* **Dataset excerpts**:
######

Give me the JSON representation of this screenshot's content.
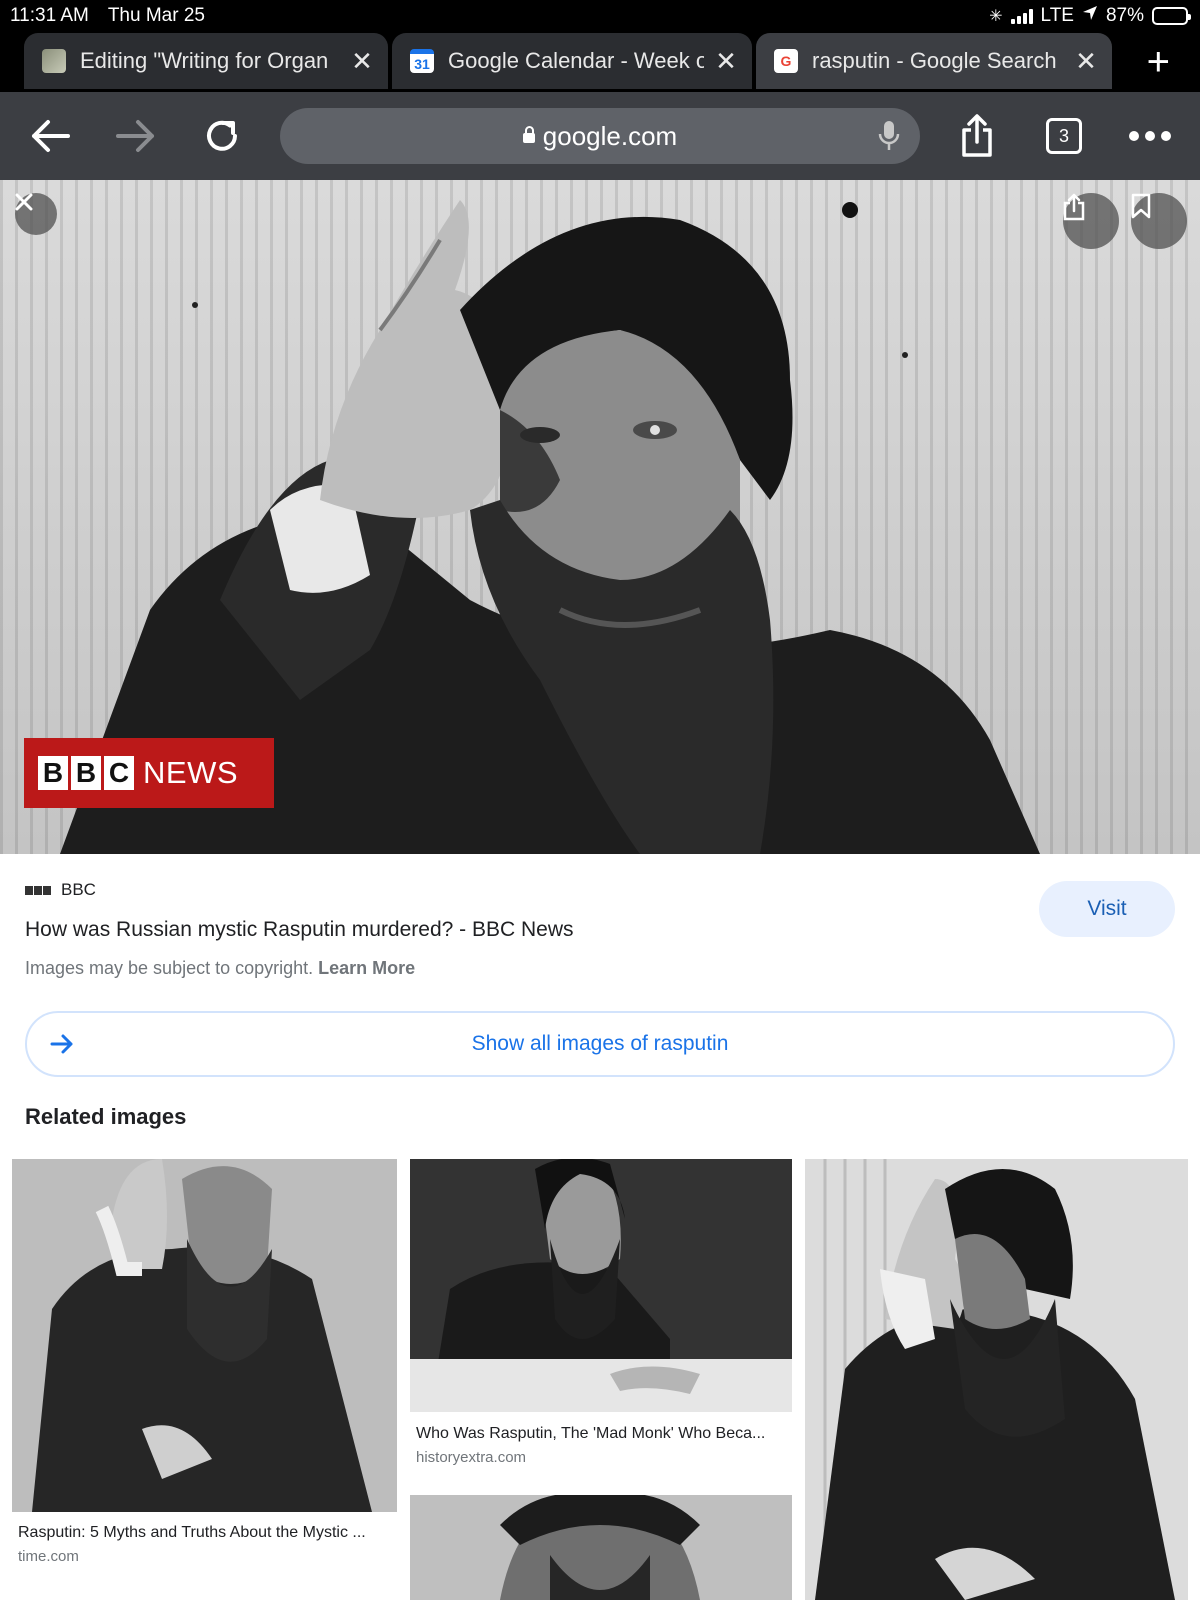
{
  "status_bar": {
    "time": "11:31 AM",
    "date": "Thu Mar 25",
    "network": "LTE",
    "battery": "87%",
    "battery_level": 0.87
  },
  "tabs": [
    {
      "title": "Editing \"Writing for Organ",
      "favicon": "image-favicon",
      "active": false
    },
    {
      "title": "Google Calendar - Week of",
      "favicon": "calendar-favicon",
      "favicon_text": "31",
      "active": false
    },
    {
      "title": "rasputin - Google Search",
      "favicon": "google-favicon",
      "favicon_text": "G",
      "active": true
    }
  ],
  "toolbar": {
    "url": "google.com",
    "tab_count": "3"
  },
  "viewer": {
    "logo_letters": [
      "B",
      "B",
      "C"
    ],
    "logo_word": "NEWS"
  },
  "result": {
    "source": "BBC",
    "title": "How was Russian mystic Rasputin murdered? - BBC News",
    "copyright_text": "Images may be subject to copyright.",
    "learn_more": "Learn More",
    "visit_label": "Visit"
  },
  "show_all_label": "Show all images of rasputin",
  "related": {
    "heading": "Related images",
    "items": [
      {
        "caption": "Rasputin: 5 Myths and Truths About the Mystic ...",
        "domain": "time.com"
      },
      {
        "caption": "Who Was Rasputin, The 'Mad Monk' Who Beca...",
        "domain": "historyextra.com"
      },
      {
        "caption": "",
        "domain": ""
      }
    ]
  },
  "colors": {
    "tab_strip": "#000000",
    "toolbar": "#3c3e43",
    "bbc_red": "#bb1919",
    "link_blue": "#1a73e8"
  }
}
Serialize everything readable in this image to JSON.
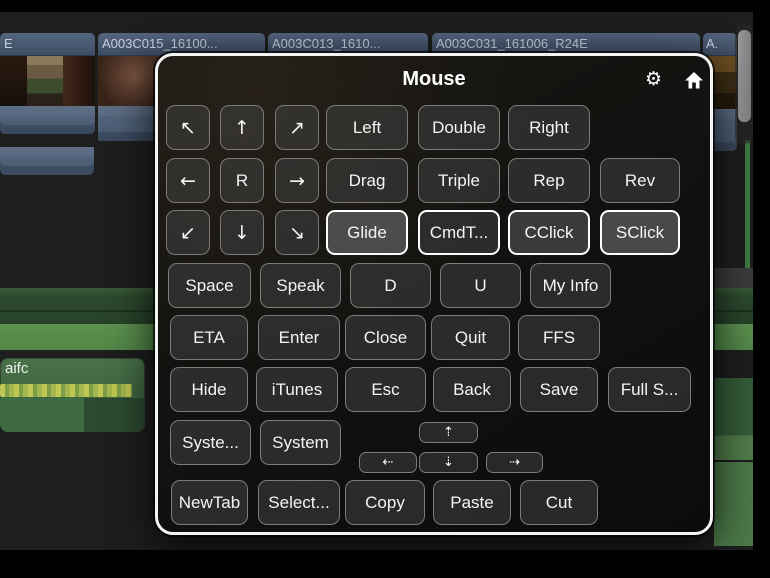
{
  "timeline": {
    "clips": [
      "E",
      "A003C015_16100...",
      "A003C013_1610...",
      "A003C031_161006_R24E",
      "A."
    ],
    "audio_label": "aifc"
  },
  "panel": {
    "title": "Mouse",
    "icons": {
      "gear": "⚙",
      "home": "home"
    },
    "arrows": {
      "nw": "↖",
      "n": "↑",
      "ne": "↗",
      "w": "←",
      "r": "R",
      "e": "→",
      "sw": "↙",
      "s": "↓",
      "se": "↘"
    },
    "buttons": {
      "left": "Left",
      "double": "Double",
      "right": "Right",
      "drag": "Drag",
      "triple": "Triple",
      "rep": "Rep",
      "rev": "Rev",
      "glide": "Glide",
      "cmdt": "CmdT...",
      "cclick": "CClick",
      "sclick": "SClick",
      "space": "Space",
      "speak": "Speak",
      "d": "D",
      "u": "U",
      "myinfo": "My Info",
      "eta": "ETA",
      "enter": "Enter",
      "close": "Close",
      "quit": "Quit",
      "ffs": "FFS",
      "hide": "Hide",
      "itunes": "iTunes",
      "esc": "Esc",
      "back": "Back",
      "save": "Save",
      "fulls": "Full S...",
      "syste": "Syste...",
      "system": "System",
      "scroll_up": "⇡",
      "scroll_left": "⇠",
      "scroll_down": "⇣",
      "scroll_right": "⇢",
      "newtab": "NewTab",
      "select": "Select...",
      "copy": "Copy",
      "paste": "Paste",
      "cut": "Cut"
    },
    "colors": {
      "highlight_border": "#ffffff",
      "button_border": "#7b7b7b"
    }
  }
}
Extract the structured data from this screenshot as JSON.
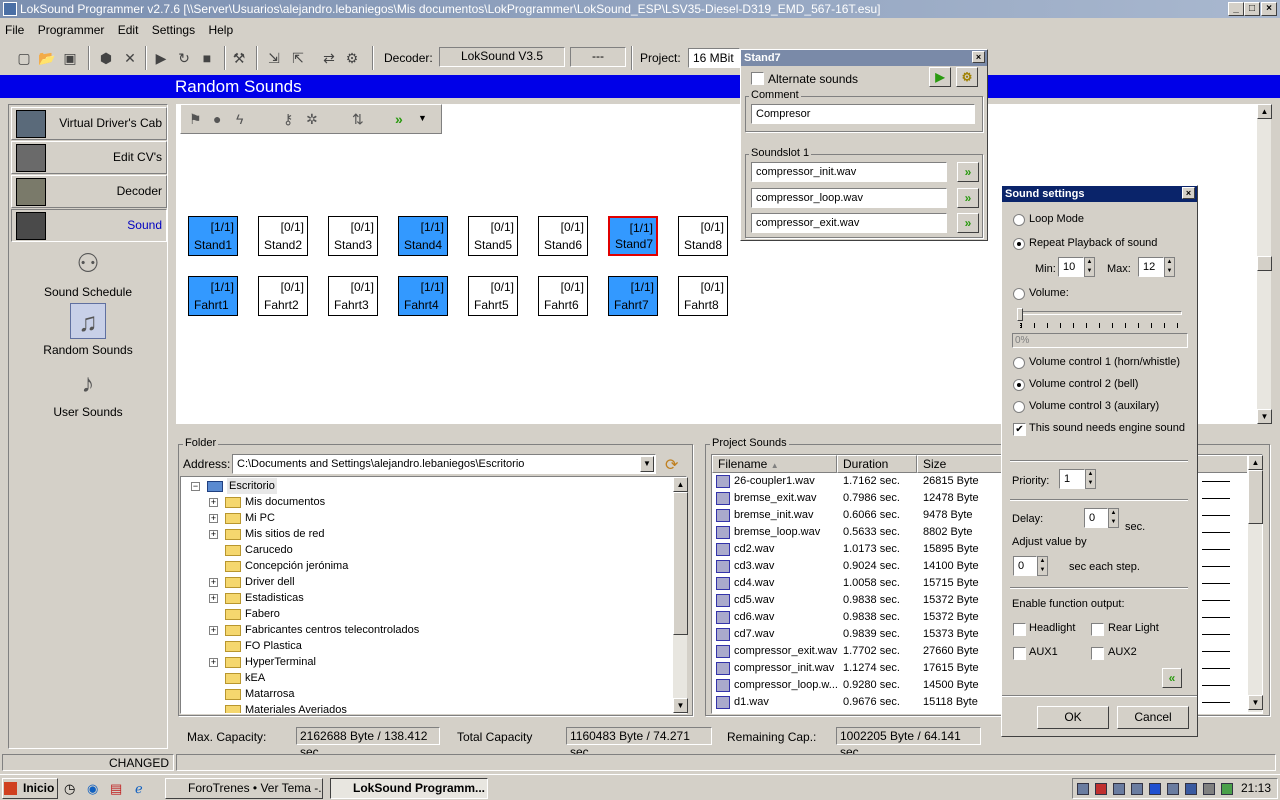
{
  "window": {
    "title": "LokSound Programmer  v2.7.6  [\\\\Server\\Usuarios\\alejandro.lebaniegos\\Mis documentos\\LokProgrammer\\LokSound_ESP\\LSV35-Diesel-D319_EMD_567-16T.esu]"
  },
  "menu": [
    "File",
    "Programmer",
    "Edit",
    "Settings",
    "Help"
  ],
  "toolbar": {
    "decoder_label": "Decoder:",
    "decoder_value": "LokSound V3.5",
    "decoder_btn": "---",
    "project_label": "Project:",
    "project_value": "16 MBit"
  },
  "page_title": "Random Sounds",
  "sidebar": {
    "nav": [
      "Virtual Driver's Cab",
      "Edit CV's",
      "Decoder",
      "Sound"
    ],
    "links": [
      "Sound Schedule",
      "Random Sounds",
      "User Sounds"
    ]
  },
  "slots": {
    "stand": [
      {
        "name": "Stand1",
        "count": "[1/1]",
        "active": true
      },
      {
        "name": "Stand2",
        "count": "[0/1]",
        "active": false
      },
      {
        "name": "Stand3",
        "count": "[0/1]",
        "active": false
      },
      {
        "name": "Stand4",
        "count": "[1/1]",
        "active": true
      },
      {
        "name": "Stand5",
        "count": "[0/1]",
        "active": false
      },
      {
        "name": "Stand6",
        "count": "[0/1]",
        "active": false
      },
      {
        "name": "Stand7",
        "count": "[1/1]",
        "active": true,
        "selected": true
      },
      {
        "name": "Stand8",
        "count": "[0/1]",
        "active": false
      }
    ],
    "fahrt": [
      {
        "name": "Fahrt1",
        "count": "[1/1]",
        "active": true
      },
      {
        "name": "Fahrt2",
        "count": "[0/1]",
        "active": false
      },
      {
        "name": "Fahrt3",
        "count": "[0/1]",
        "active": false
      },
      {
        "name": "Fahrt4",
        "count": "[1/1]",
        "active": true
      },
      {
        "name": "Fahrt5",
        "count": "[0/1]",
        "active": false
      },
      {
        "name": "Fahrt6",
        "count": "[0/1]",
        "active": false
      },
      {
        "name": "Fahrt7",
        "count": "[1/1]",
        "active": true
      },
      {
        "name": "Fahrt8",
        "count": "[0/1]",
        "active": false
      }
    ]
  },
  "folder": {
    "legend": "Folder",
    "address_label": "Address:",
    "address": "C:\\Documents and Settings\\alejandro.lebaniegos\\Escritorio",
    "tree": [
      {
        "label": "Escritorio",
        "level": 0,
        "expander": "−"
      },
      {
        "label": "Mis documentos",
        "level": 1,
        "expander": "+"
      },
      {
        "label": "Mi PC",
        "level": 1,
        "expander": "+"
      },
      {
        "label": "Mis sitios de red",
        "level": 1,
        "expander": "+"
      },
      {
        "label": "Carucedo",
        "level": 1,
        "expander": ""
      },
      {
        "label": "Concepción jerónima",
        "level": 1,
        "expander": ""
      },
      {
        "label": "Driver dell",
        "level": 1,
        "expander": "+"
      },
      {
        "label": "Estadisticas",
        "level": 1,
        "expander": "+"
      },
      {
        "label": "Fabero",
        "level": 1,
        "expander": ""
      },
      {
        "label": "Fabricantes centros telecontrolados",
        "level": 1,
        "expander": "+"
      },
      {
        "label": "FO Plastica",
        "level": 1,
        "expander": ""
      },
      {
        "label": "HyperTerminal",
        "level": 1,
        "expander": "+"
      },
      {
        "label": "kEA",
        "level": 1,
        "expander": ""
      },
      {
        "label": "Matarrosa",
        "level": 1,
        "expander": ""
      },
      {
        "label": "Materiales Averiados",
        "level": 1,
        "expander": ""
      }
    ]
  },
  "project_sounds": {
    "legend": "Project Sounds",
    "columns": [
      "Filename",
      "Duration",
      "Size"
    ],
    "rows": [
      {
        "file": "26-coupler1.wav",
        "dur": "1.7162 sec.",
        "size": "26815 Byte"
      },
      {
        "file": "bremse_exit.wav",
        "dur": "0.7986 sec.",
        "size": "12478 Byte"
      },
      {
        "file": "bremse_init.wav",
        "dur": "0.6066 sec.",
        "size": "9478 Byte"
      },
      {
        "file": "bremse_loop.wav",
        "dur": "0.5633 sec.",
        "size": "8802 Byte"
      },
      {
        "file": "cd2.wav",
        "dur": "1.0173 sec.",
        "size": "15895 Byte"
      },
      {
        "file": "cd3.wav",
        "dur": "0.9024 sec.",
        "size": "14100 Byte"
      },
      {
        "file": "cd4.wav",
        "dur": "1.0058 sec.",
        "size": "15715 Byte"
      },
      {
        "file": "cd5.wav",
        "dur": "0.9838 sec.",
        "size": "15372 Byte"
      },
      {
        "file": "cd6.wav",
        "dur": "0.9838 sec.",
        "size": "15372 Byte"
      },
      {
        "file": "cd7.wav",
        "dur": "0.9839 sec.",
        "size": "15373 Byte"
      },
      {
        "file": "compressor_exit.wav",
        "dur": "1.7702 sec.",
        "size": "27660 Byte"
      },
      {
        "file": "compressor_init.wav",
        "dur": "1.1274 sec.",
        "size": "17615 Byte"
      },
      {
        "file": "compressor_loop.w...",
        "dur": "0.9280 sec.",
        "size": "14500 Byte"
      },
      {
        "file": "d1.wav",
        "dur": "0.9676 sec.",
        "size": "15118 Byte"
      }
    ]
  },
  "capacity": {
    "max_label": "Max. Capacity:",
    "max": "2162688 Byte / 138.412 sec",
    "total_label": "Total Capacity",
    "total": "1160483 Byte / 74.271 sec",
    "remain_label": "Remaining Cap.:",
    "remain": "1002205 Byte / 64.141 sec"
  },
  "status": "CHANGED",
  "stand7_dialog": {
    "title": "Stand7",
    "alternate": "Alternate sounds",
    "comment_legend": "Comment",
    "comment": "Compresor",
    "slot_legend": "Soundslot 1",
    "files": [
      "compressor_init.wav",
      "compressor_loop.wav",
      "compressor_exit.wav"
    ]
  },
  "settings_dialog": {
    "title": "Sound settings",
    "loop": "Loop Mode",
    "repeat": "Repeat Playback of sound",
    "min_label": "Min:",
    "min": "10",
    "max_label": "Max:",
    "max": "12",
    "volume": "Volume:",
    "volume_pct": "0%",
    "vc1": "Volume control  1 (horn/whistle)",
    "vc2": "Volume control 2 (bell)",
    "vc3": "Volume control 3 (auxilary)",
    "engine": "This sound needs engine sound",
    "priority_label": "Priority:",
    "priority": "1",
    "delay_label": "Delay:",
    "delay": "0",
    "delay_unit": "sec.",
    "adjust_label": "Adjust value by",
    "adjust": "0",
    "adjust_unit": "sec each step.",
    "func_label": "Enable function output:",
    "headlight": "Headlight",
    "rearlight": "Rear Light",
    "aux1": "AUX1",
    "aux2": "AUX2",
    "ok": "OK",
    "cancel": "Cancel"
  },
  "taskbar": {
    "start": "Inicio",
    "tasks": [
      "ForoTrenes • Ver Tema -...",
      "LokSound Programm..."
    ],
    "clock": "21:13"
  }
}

######

Lines holding the word "lebaniegos" in the entries above are the ones to pull out. Copy them all.

* **Answer for the task**:
    "title": "LokSound Programmer  v2.7.6  [\\\\Server\\Usuarios\\alejandro.lebaniegos\\Mis documentos\\LokProgrammer\\LokSound_ESP\\LSV35-Diesel-D319_EMD_567-16T.esu]"
    "address": "C:\\Documents and Settings\\alejandro.lebaniegos\\Escritorio",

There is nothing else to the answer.